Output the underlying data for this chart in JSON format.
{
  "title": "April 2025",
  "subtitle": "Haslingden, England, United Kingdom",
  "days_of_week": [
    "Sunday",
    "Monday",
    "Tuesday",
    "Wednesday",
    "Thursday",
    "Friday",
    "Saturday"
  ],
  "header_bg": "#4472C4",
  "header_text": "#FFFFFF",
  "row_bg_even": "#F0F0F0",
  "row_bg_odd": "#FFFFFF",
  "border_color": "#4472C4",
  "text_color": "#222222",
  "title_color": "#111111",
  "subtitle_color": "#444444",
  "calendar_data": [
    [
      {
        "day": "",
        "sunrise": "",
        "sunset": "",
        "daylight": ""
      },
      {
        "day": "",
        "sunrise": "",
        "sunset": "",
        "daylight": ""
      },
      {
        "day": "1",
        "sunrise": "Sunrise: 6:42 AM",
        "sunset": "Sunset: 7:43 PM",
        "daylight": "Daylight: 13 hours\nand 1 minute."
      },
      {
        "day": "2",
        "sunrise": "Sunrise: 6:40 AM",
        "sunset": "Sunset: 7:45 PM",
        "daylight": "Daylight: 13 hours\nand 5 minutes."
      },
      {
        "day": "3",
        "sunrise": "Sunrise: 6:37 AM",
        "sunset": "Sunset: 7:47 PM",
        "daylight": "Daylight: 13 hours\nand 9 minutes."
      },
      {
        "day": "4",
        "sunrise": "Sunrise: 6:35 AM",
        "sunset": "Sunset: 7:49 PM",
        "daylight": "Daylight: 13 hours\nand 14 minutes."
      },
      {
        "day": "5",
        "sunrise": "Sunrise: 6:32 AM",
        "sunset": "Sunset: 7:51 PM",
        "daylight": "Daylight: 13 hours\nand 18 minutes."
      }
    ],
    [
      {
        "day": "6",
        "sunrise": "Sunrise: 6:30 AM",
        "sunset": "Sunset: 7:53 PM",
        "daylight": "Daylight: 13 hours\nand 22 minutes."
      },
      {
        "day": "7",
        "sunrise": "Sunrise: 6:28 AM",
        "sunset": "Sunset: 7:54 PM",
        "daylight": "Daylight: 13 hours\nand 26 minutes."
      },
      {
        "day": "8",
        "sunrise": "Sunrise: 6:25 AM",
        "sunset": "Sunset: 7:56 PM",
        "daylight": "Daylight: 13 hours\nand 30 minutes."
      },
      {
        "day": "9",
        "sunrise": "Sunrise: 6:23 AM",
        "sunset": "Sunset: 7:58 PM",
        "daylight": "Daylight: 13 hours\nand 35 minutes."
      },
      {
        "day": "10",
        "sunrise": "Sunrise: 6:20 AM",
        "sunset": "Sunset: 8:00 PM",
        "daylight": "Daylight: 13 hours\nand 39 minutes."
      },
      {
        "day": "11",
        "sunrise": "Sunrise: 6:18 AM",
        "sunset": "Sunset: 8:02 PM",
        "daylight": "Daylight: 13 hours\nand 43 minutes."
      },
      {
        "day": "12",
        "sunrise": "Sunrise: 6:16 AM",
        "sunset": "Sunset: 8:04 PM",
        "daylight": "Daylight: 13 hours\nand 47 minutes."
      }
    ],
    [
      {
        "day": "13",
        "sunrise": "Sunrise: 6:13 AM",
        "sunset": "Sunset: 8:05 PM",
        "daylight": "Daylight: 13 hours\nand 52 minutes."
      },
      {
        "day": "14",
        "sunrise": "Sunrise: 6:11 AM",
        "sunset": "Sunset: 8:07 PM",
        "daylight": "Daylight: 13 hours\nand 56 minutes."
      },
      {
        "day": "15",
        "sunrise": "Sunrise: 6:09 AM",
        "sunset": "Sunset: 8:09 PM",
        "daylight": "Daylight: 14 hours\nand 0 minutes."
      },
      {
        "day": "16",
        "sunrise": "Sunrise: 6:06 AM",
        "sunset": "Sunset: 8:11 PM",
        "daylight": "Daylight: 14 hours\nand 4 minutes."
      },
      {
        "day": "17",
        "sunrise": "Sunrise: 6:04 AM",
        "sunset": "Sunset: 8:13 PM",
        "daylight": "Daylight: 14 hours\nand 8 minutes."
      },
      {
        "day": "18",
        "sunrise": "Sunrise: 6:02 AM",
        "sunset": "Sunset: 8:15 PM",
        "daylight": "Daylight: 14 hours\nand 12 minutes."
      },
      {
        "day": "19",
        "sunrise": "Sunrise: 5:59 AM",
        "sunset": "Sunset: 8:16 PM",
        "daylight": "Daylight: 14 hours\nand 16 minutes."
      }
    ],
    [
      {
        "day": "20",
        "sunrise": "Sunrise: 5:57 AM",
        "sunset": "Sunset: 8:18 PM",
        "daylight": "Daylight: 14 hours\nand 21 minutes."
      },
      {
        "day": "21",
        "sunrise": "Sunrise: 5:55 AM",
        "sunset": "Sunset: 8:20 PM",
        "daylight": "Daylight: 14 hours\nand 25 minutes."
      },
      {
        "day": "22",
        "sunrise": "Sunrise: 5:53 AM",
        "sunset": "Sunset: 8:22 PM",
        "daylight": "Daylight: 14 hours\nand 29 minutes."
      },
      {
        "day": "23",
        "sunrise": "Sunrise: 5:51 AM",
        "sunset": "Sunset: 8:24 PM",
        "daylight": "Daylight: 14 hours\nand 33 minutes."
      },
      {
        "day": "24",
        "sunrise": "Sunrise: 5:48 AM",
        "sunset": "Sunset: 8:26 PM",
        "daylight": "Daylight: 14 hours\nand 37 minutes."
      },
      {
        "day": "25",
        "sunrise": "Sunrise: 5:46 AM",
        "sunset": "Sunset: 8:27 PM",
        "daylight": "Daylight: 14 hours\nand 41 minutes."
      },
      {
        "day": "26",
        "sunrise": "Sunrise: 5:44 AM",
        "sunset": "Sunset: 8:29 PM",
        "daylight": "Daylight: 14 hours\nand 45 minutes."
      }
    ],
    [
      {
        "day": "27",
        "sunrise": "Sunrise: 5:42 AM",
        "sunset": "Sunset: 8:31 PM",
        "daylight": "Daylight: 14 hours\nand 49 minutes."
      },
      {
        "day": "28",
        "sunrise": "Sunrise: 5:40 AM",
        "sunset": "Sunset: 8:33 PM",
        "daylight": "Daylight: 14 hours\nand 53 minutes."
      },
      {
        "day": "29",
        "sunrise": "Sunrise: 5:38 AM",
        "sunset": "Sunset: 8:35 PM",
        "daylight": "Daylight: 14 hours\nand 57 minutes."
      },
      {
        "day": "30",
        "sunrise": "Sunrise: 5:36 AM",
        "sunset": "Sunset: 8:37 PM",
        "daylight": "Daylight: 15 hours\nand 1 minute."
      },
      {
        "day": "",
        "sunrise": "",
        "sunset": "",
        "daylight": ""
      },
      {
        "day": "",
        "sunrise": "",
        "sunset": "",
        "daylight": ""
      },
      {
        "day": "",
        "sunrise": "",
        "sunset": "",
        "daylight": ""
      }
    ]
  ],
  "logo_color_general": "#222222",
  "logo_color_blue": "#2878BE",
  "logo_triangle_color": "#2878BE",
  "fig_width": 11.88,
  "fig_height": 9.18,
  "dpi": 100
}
------------------------------------------------------------
#### STATED PROBLEM
Please restate the records in full, word for word.

#### FINAL RESULT
Output the underlying data for this chart in JSON format.
{
  "title": "April 2025",
  "subtitle": "Haslingden, England, United Kingdom",
  "days_of_week": [
    "Sunday",
    "Monday",
    "Tuesday",
    "Wednesday",
    "Thursday",
    "Friday",
    "Saturday"
  ],
  "header_bg": "#4472C4",
  "header_text": "#FFFFFF",
  "row_bg_even": "#F0F0F0",
  "row_bg_odd": "#FFFFFF",
  "border_color": "#4472C4",
  "text_color": "#222222",
  "title_color": "#111111",
  "subtitle_color": "#444444",
  "calendar_data": [
    [
      {
        "day": "",
        "sunrise": "",
        "sunset": "",
        "daylight": ""
      },
      {
        "day": "",
        "sunrise": "",
        "sunset": "",
        "daylight": ""
      },
      {
        "day": "1",
        "sunrise": "Sunrise: 6:42 AM",
        "sunset": "Sunset: 7:43 PM",
        "daylight": "Daylight: 13 hours\nand 1 minute."
      },
      {
        "day": "2",
        "sunrise": "Sunrise: 6:40 AM",
        "sunset": "Sunset: 7:45 PM",
        "daylight": "Daylight: 13 hours\nand 5 minutes."
      },
      {
        "day": "3",
        "sunrise": "Sunrise: 6:37 AM",
        "sunset": "Sunset: 7:47 PM",
        "daylight": "Daylight: 13 hours\nand 9 minutes."
      },
      {
        "day": "4",
        "sunrise": "Sunrise: 6:35 AM",
        "sunset": "Sunset: 7:49 PM",
        "daylight": "Daylight: 13 hours\nand 14 minutes."
      },
      {
        "day": "5",
        "sunrise": "Sunrise: 6:32 AM",
        "sunset": "Sunset: 7:51 PM",
        "daylight": "Daylight: 13 hours\nand 18 minutes."
      }
    ],
    [
      {
        "day": "6",
        "sunrise": "Sunrise: 6:30 AM",
        "sunset": "Sunset: 7:53 PM",
        "daylight": "Daylight: 13 hours\nand 22 minutes."
      },
      {
        "day": "7",
        "sunrise": "Sunrise: 6:28 AM",
        "sunset": "Sunset: 7:54 PM",
        "daylight": "Daylight: 13 hours\nand 26 minutes."
      },
      {
        "day": "8",
        "sunrise": "Sunrise: 6:25 AM",
        "sunset": "Sunset: 7:56 PM",
        "daylight": "Daylight: 13 hours\nand 30 minutes."
      },
      {
        "day": "9",
        "sunrise": "Sunrise: 6:23 AM",
        "sunset": "Sunset: 7:58 PM",
        "daylight": "Daylight: 13 hours\nand 35 minutes."
      },
      {
        "day": "10",
        "sunrise": "Sunrise: 6:20 AM",
        "sunset": "Sunset: 8:00 PM",
        "daylight": "Daylight: 13 hours\nand 39 minutes."
      },
      {
        "day": "11",
        "sunrise": "Sunrise: 6:18 AM",
        "sunset": "Sunset: 8:02 PM",
        "daylight": "Daylight: 13 hours\nand 43 minutes."
      },
      {
        "day": "12",
        "sunrise": "Sunrise: 6:16 AM",
        "sunset": "Sunset: 8:04 PM",
        "daylight": "Daylight: 13 hours\nand 47 minutes."
      }
    ],
    [
      {
        "day": "13",
        "sunrise": "Sunrise: 6:13 AM",
        "sunset": "Sunset: 8:05 PM",
        "daylight": "Daylight: 13 hours\nand 52 minutes."
      },
      {
        "day": "14",
        "sunrise": "Sunrise: 6:11 AM",
        "sunset": "Sunset: 8:07 PM",
        "daylight": "Daylight: 13 hours\nand 56 minutes."
      },
      {
        "day": "15",
        "sunrise": "Sunrise: 6:09 AM",
        "sunset": "Sunset: 8:09 PM",
        "daylight": "Daylight: 14 hours\nand 0 minutes."
      },
      {
        "day": "16",
        "sunrise": "Sunrise: 6:06 AM",
        "sunset": "Sunset: 8:11 PM",
        "daylight": "Daylight: 14 hours\nand 4 minutes."
      },
      {
        "day": "17",
        "sunrise": "Sunrise: 6:04 AM",
        "sunset": "Sunset: 8:13 PM",
        "daylight": "Daylight: 14 hours\nand 8 minutes."
      },
      {
        "day": "18",
        "sunrise": "Sunrise: 6:02 AM",
        "sunset": "Sunset: 8:15 PM",
        "daylight": "Daylight: 14 hours\nand 12 minutes."
      },
      {
        "day": "19",
        "sunrise": "Sunrise: 5:59 AM",
        "sunset": "Sunset: 8:16 PM",
        "daylight": "Daylight: 14 hours\nand 16 minutes."
      }
    ],
    [
      {
        "day": "20",
        "sunrise": "Sunrise: 5:57 AM",
        "sunset": "Sunset: 8:18 PM",
        "daylight": "Daylight: 14 hours\nand 21 minutes."
      },
      {
        "day": "21",
        "sunrise": "Sunrise: 5:55 AM",
        "sunset": "Sunset: 8:20 PM",
        "daylight": "Daylight: 14 hours\nand 25 minutes."
      },
      {
        "day": "22",
        "sunrise": "Sunrise: 5:53 AM",
        "sunset": "Sunset: 8:22 PM",
        "daylight": "Daylight: 14 hours\nand 29 minutes."
      },
      {
        "day": "23",
        "sunrise": "Sunrise: 5:51 AM",
        "sunset": "Sunset: 8:24 PM",
        "daylight": "Daylight: 14 hours\nand 33 minutes."
      },
      {
        "day": "24",
        "sunrise": "Sunrise: 5:48 AM",
        "sunset": "Sunset: 8:26 PM",
        "daylight": "Daylight: 14 hours\nand 37 minutes."
      },
      {
        "day": "25",
        "sunrise": "Sunrise: 5:46 AM",
        "sunset": "Sunset: 8:27 PM",
        "daylight": "Daylight: 14 hours\nand 41 minutes."
      },
      {
        "day": "26",
        "sunrise": "Sunrise: 5:44 AM",
        "sunset": "Sunset: 8:29 PM",
        "daylight": "Daylight: 14 hours\nand 45 minutes."
      }
    ],
    [
      {
        "day": "27",
        "sunrise": "Sunrise: 5:42 AM",
        "sunset": "Sunset: 8:31 PM",
        "daylight": "Daylight: 14 hours\nand 49 minutes."
      },
      {
        "day": "28",
        "sunrise": "Sunrise: 5:40 AM",
        "sunset": "Sunset: 8:33 PM",
        "daylight": "Daylight: 14 hours\nand 53 minutes."
      },
      {
        "day": "29",
        "sunrise": "Sunrise: 5:38 AM",
        "sunset": "Sunset: 8:35 PM",
        "daylight": "Daylight: 14 hours\nand 57 minutes."
      },
      {
        "day": "30",
        "sunrise": "Sunrise: 5:36 AM",
        "sunset": "Sunset: 8:37 PM",
        "daylight": "Daylight: 15 hours\nand 1 minute."
      },
      {
        "day": "",
        "sunrise": "",
        "sunset": "",
        "daylight": ""
      },
      {
        "day": "",
        "sunrise": "",
        "sunset": "",
        "daylight": ""
      },
      {
        "day": "",
        "sunrise": "",
        "sunset": "",
        "daylight": ""
      }
    ]
  ],
  "logo_color_general": "#222222",
  "logo_color_blue": "#2878BE",
  "logo_triangle_color": "#2878BE",
  "fig_width": 11.88,
  "fig_height": 9.18,
  "dpi": 100
}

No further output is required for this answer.